What to work on: Go through the data below and gather each line containing "آدرس".

[Data records]

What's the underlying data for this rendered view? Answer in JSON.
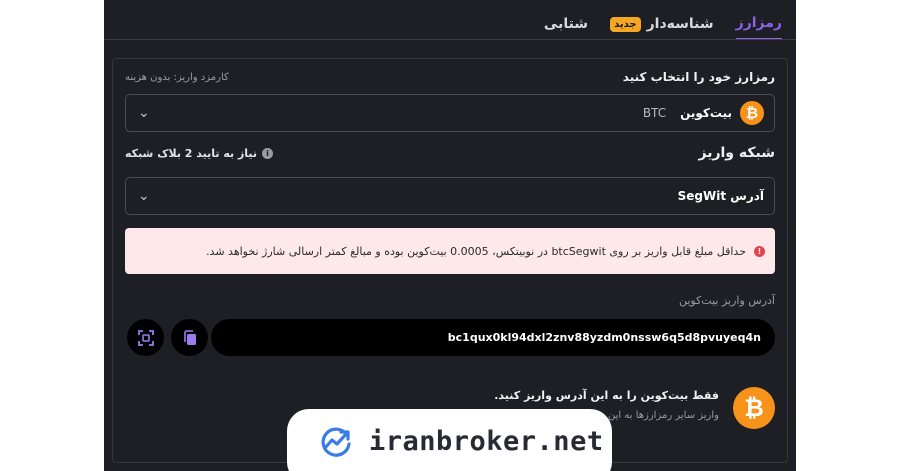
{
  "tabs": [
    {
      "label": "شتابی"
    },
    {
      "label": "شناسه‌دار",
      "badge": "جدید"
    },
    {
      "label": "رمزارز",
      "active": true
    }
  ],
  "crypto_select": {
    "label": "رمزارز خود را انتخاب کنید",
    "fee_note": "کارمزد واریز: بدون هزینه",
    "selected_name": "بیت‌کوین",
    "selected_symbol": "BTC",
    "coin_icon": "bitcoin-icon"
  },
  "network": {
    "label": "شبکه واریز",
    "confirm_note": "نیاز به تایید 2 بلاک شبکه",
    "selected": "آدرس SegWit"
  },
  "alert": {
    "text": "حداقل مبلغ قابل واریز بر روی btcSegwit در نوبیتکس، 0.0005 بیت‌کوین بوده و مبالغ کمتر ارسالی شارژ نخواهد شد."
  },
  "deposit_address": {
    "label": "آدرس واریز بیت‌کوین",
    "value": "bc1qux0kl94dxl2znv88yzdm0nssw6q5d8pvuyeq4n",
    "copy_icon": "copy-icon",
    "qr_icon": "qr-scan-icon"
  },
  "only_notice": {
    "title": "فقط بیت‌کوین را به این آدرس واریز کنید.",
    "sub": "واریز سایر رمزارزها به این"
  },
  "watermark": {
    "text": "iranbroker.net"
  },
  "colors": {
    "panel_bg": "#1e1f24",
    "accent": "#8b62e8",
    "bitcoin": "#f7931a",
    "badge": "#f5a623",
    "alert_bg": "#fde9ea",
    "alert_icon": "#e0434e"
  }
}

Reply:
    "selected": "آدرس SegWit"
    "label": "آدرس واریز بیت‌کوین",
    "title": "فقط بیت‌کوین را به این آدرس واریز کنید.",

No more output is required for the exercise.